Write out the listing below word for word, every line in the same order, leaving out the pictures.

## [The input]
────────────────────────────────────────

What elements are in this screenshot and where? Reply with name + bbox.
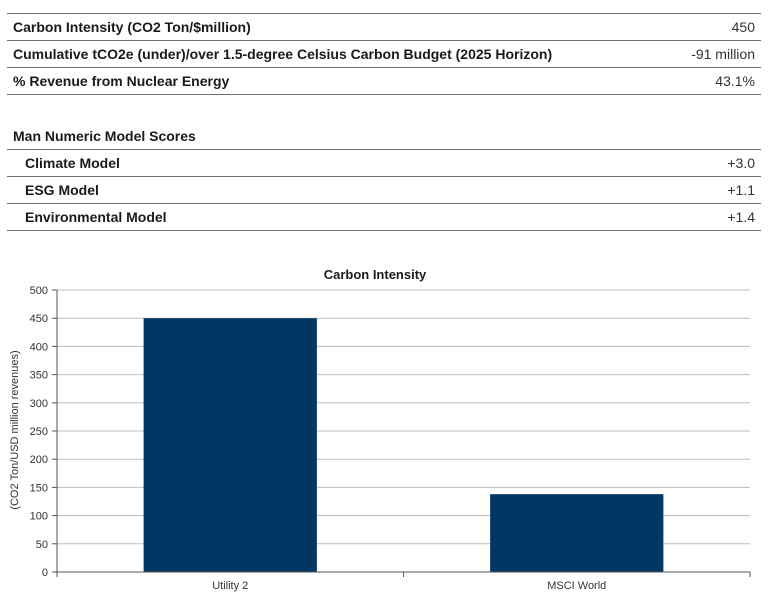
score-value: +3.0 xyxy=(727,155,755,171)
y-tick-label: 150 xyxy=(30,482,48,494)
metric-value: 43.1% xyxy=(715,73,755,89)
metric-row-carbon-intensity: Carbon Intensity (CO2 Ton/$million) 450 xyxy=(7,14,761,41)
x-tick-label: MSCI World xyxy=(547,580,606,592)
y-tick-label: 250 xyxy=(30,426,48,438)
x-tick-label: Utility 2 xyxy=(212,580,248,592)
bar-msci-world xyxy=(490,494,664,572)
y-axis-label: (CO2 Ton/USD million revenues) xyxy=(9,350,21,509)
scores-table: Climate Model +3.0 ESG Model +1.1 Enviro… xyxy=(7,149,761,231)
metric-row-nuclear-revenue: % Revenue from Nuclear Energy 43.1% xyxy=(7,68,761,95)
score-label: Environmental Model xyxy=(25,209,167,225)
bars xyxy=(143,318,664,572)
scores-section-title: Man Numeric Model Scores xyxy=(13,128,196,144)
score-label: Climate Model xyxy=(25,155,120,171)
y-tick-label: 200 xyxy=(30,454,48,466)
y-tick-label: 350 xyxy=(30,370,48,382)
metrics-table: Carbon Intensity (CO2 Ton/$million) 450 … xyxy=(7,13,761,95)
metric-label: % Revenue from Nuclear Energy xyxy=(13,73,230,89)
y-tick-label: 400 xyxy=(30,341,48,353)
score-row-esg: ESG Model +1.1 xyxy=(7,177,761,204)
y-tick-label: 300 xyxy=(30,398,48,410)
metric-label: Carbon Intensity (CO2 Ton/$million) xyxy=(13,19,251,35)
score-row-environmental: Environmental Model +1.4 xyxy=(7,204,761,231)
metric-value: 450 xyxy=(731,19,755,35)
y-tick-label: 100 xyxy=(30,511,48,523)
score-label: ESG Model xyxy=(25,182,99,198)
score-value: +1.4 xyxy=(727,209,755,225)
score-value: +1.1 xyxy=(727,182,755,198)
metric-label: Cumulative tCO2e (under)/over 1.5-degree… xyxy=(13,46,553,62)
y-tick-label: 50 xyxy=(36,539,48,551)
metric-value: -91 million xyxy=(691,46,755,62)
axes: 0 50 100 150 200 250 300 350 400 450 500 Utility 2 M… xyxy=(30,285,751,592)
y-tick-label: 500 xyxy=(30,285,48,297)
y-tick-label: 0 xyxy=(42,567,48,579)
carbon-intensity-chart: Carbon Intensity (CO2 Ton/USD million re… xyxy=(0,258,770,594)
score-row-climate: Climate Model +3.0 xyxy=(7,150,761,177)
chart-title: Carbon Intensity xyxy=(324,267,427,282)
chart-canvas: Carbon Intensity (CO2 Ton/USD million re… xyxy=(9,267,751,592)
bar-utility-2 xyxy=(143,318,317,572)
metric-row-carbon-budget: Cumulative tCO2e (under)/over 1.5-degree… xyxy=(7,41,761,68)
y-tick-label: 450 xyxy=(30,313,48,325)
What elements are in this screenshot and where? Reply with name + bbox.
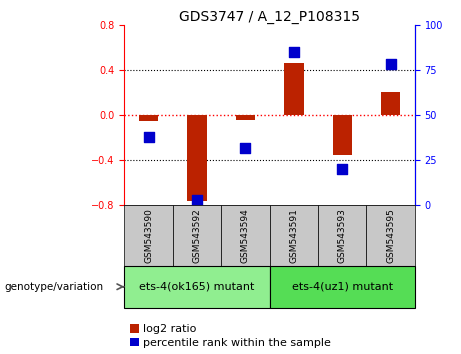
Text: ets-4(ok165) mutant: ets-4(ok165) mutant (139, 282, 255, 292)
Bar (236, 115, 255, 120)
Text: ets-4(uz1) mutant: ets-4(uz1) mutant (292, 282, 393, 292)
Text: GSM543591: GSM543591 (290, 208, 298, 263)
Bar (270, 205, 318, 266)
Point (290, 49, 298, 55)
Text: GSM543590: GSM543590 (144, 208, 153, 263)
Bar (284, 63, 303, 115)
Bar (270, 266, 415, 308)
Point (242, 145, 249, 150)
Bar (318, 205, 366, 266)
Text: GSM543595: GSM543595 (386, 208, 395, 263)
Bar (187, 115, 207, 201)
Point (387, 62, 394, 67)
Legend: log2 ratio, percentile rank within the sample: log2 ratio, percentile rank within the s… (130, 324, 331, 348)
Point (145, 134, 152, 139)
Point (193, 197, 201, 203)
Bar (366, 205, 415, 266)
Bar (139, 115, 158, 121)
Text: GSM543592: GSM543592 (193, 208, 201, 263)
Point (338, 166, 346, 172)
Bar (381, 92, 400, 115)
Bar (173, 205, 221, 266)
Bar (332, 115, 352, 155)
Title: GDS3747 / A_12_P108315: GDS3747 / A_12_P108315 (179, 10, 360, 24)
Text: GSM543594: GSM543594 (241, 208, 250, 263)
Bar (221, 205, 270, 266)
Text: GSM543593: GSM543593 (338, 208, 347, 263)
Text: genotype/variation: genotype/variation (5, 282, 104, 292)
Bar (124, 205, 173, 266)
Bar (124, 266, 270, 308)
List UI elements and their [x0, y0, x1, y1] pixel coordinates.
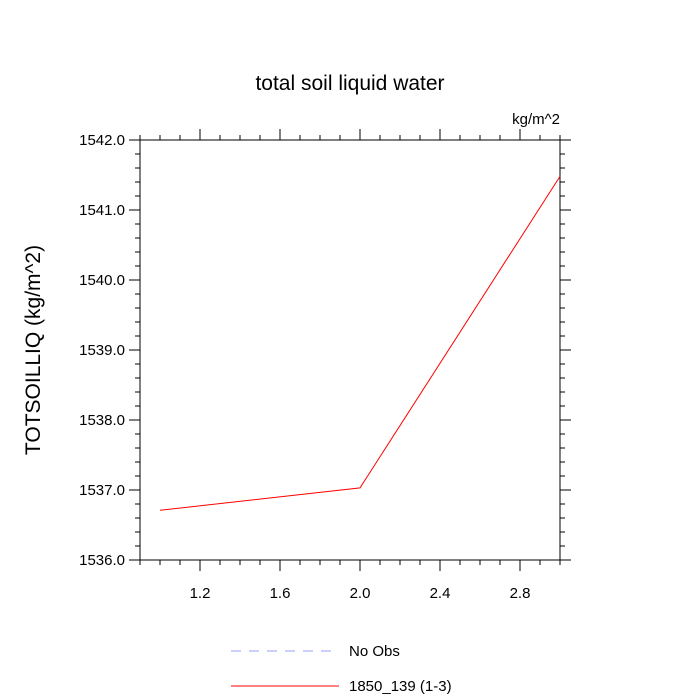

────────────────────────────────────────

## [Problem solution]
What elements are in this screenshot and where? Reply with name + bbox.
score-value: +3.0 xyxy=(727,155,755,171)
y-tick-label: 150 xyxy=(30,482,48,494)
metric-value: 43.1% xyxy=(715,73,755,89)
metric-row-carbon-intensity: Carbon Intensity (CO2 Ton/$million) 450 xyxy=(7,14,761,41)
x-tick-label: MSCI World xyxy=(547,580,606,592)
y-tick-label: 250 xyxy=(30,426,48,438)
x-tick-label: Utility 2 xyxy=(212,580,248,592)
bar-msci-world xyxy=(490,494,664,572)
y-axis-label: (CO2 Ton/USD million revenues) xyxy=(9,350,21,509)
scores-table: Climate Model +3.0 ESG Model +1.1 Enviro… xyxy=(7,149,761,231)
metric-row-nuclear-revenue: % Revenue from Nuclear Energy 43.1% xyxy=(7,68,761,95)
score-label: Environmental Model xyxy=(25,209,167,225)
bars xyxy=(143,318,664,572)
scores-section-title: Man Numeric Model Scores xyxy=(13,128,196,144)
score-label: Climate Model xyxy=(25,155,120,171)
y-tick-label: 200 xyxy=(30,454,48,466)
y-tick-label: 350 xyxy=(30,370,48,382)
metrics-table: Carbon Intensity (CO2 Ton/$million) 450 … xyxy=(7,13,761,95)
metric-label: % Revenue from Nuclear Energy xyxy=(13,73,230,89)
y-tick-label: 400 xyxy=(30,341,48,353)
score-row-esg: ESG Model +1.1 xyxy=(7,177,761,204)
y-tick-label: 300 xyxy=(30,398,48,410)
metric-label: Carbon Intensity (CO2 Ton/$million) xyxy=(13,19,251,35)
score-row-environmental: Environmental Model +1.4 xyxy=(7,204,761,231)
metric-value: 450 xyxy=(731,19,755,35)
y-tick-label: 100 xyxy=(30,511,48,523)
score-label: ESG Model xyxy=(25,182,99,198)
score-value: +1.4 xyxy=(727,209,755,225)
score-value: +1.1 xyxy=(727,182,755,198)
metric-label: Cumulative tCO2e (under)/over 1.5-degree… xyxy=(13,46,553,62)
y-tick-label: 50 xyxy=(36,539,48,551)
metric-value: -91 million xyxy=(691,46,755,62)
axes: 0 50 100 150 200 250 300 350 400 450 500 Utility 2 M… xyxy=(30,285,751,592)
y-tick-label: 500 xyxy=(30,285,48,297)
y-tick-label: 0 xyxy=(42,567,48,579)
carbon-intensity-chart: Carbon Intensity (CO2 Ton/USD million re… xyxy=(0,258,770,594)
score-row-climate: Climate Model +3.0 xyxy=(7,150,761,177)
chart-title: Carbon Intensity xyxy=(324,267,427,282)
chart-canvas: Carbon Intensity (CO2 Ton/USD million re… xyxy=(9,267,751,592)
bar-utility-2 xyxy=(143,318,317,572)
metric-row-carbon-budget: Cumulative tCO2e (under)/over 1.5-degree… xyxy=(7,41,761,68)
y-tick-label: 450 xyxy=(30,313,48,325)
What elements are in this screenshot and where? Reply with name + bbox.
Text: ets-4(ok165) mutant: ets-4(ok165) mutant (139, 282, 255, 292)
Bar (236, 115, 255, 120)
Text: ets-4(uz1) mutant: ets-4(uz1) mutant (292, 282, 393, 292)
Text: GSM543591: GSM543591 (290, 208, 298, 263)
Bar (270, 205, 318, 266)
Point (290, 49, 298, 55)
Text: GSM543590: GSM543590 (144, 208, 153, 263)
Bar (284, 63, 303, 115)
Bar (270, 266, 415, 308)
Point (242, 145, 249, 150)
Bar (318, 205, 366, 266)
Text: GSM543595: GSM543595 (386, 208, 395, 263)
Bar (187, 115, 207, 201)
Point (387, 62, 394, 67)
Legend: log2 ratio, percentile rank within the sample: log2 ratio, percentile rank within the s… (130, 324, 331, 348)
Point (145, 134, 152, 139)
Point (193, 197, 201, 203)
Bar (366, 205, 415, 266)
Bar (139, 115, 158, 121)
Text: GSM543592: GSM543592 (193, 208, 201, 263)
Point (338, 166, 346, 172)
Bar (381, 92, 400, 115)
Bar (173, 205, 221, 266)
Bar (332, 115, 352, 155)
Title: GDS3747 / A_12_P108315: GDS3747 / A_12_P108315 (179, 10, 360, 24)
Text: GSM543594: GSM543594 (241, 208, 250, 263)
Bar (221, 205, 270, 266)
Text: GSM543593: GSM543593 (338, 208, 347, 263)
Text: genotype/variation: genotype/variation (5, 282, 104, 292)
Bar (124, 205, 173, 266)
Bar (124, 266, 270, 308)
List UI elements and their [x0, y0, x1, y1] pixel coordinates.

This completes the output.